:: TASK DATA

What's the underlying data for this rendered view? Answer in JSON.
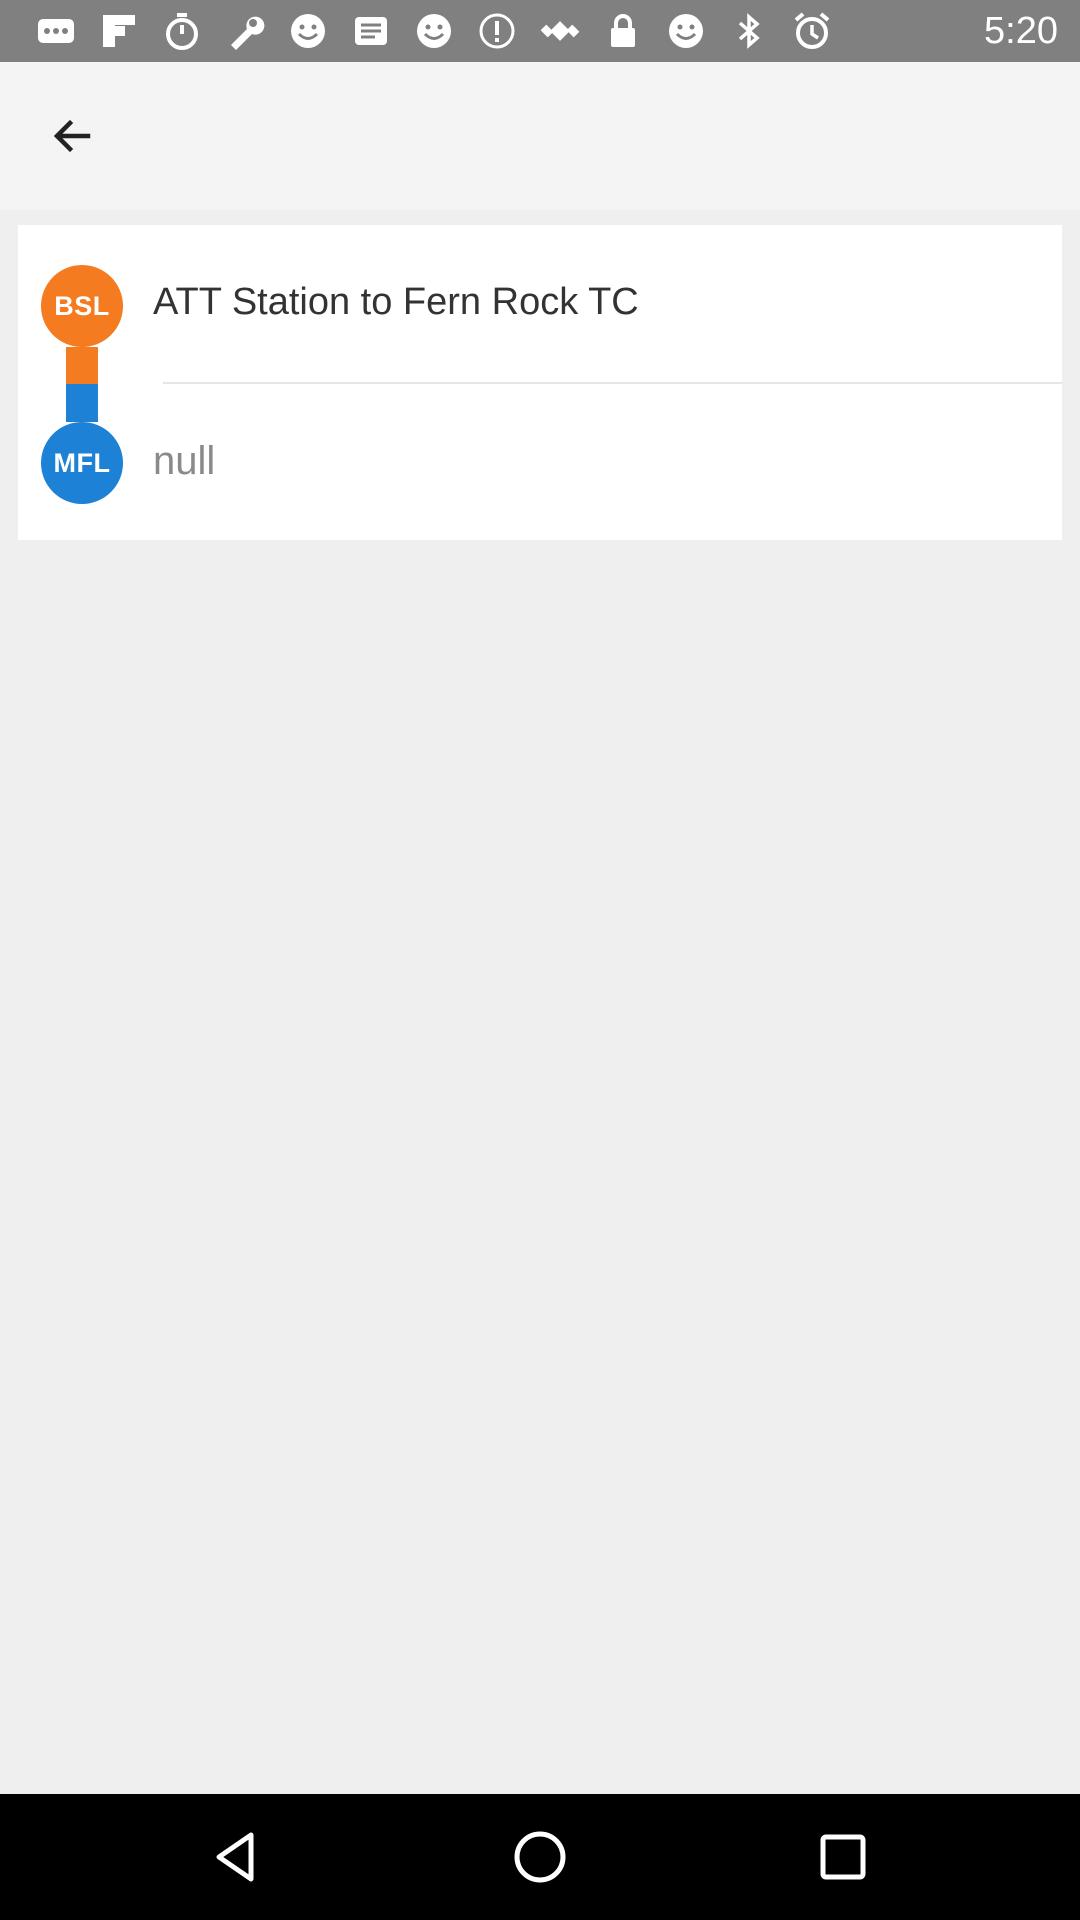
{
  "status_bar": {
    "time": "5:20",
    "icons": [
      "more-icon",
      "flipboard-icon",
      "timer-icon",
      "wrench-icon",
      "smiley-icon",
      "taobao-icon",
      "smiley-icon",
      "alert-icon",
      "fake-gps-icon",
      "lock-icon",
      "smiley-icon",
      "bluetooth-icon",
      "alarm-icon"
    ]
  },
  "app_bar": {
    "back_icon": "arrow-back-icon"
  },
  "route": {
    "from_badge": "BSL",
    "to_badge": "MFL",
    "title": "ATT Station to Fern Rock TC",
    "subtitle": "null",
    "colors": {
      "from": "#f47b20",
      "to": "#1d82d6"
    }
  },
  "nav_bar": {
    "icons": [
      "back-triangle-icon",
      "home-circle-icon",
      "recents-square-icon"
    ]
  }
}
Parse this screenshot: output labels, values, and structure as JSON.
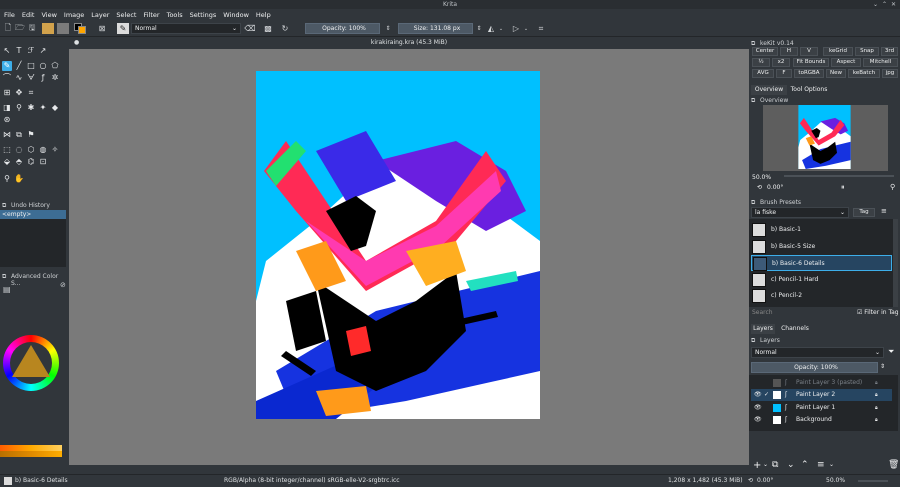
{
  "window": {
    "title": "Krita"
  },
  "menu": [
    "File",
    "Edit",
    "View",
    "Image",
    "Layer",
    "Select",
    "Filter",
    "Tools",
    "Settings",
    "Window",
    "Help"
  ],
  "toolbar": {
    "blend_mode": "Normal",
    "opacity": "Opacity: 100%",
    "size": "Size: 131.08 px"
  },
  "document": {
    "tab_title": "kirakiraing.kra (45.3 MiB)"
  },
  "left_dock": {
    "undo_history_title": "Undo History",
    "undo_item": "<empty>",
    "advanced_color_title": "Advanced Color S..."
  },
  "right_dock": {
    "kekit_title": "keKit v0.14",
    "kekit_row1": [
      "Center",
      "H",
      "V",
      "keGrid",
      "Snap",
      "3rd"
    ],
    "kekit_row2": [
      "½",
      "x2",
      "Fit Bounds",
      "Aspect",
      "Mitchell"
    ],
    "kekit_row3": [
      "AVG",
      "F",
      "toRGBA",
      "New",
      "keBatch",
      "jpg"
    ],
    "tabs": [
      "Overview",
      "Tool Options"
    ],
    "overview_title": "Overview",
    "zoom": "50.0%",
    "rotation": "0.00°",
    "brush_presets_title": "Brush Presets",
    "preset_tag": "la fiske",
    "tag_label": "Tag",
    "presets": [
      "b) Basic-1",
      "b) Basic-5 Size",
      "b) Basic-6 Details",
      "c) Pencil-1 Hard",
      "c) Pencil-2"
    ],
    "search_placeholder": "Search",
    "filter_in_tag": "Filter in Tag",
    "layer_tabs": [
      "Layers",
      "Channels"
    ],
    "layers_title": "Layers",
    "layer_blend": "Normal",
    "layer_opacity": "Opacity: 100%",
    "layers": [
      "Paint Layer 3 (pasted)",
      "Paint Layer 2",
      "Paint Layer 1",
      "Background"
    ]
  },
  "status": {
    "brush": "b) Basic-6 Details",
    "color_space": "RGB/Alpha (8-bit integer/channel)  sRGB-elle-V2-srgbtrc.icc",
    "dimensions": "1,208 x 1,482 (45.3 MiB)",
    "rotation": "0.00°",
    "zoom": "50.0%"
  },
  "colors": {
    "accent": "#3daee9",
    "fg_swatch": "#ffa500",
    "canvas_bg": "#00c0ff"
  }
}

::::

REQUIRED TASK >> From the data above, gather every line that includes the word "Paint".

SOLUTION BELOW >>
      "Paint Layer 3 (pasted)",
      "Paint Layer 2",
      "Paint Layer 1",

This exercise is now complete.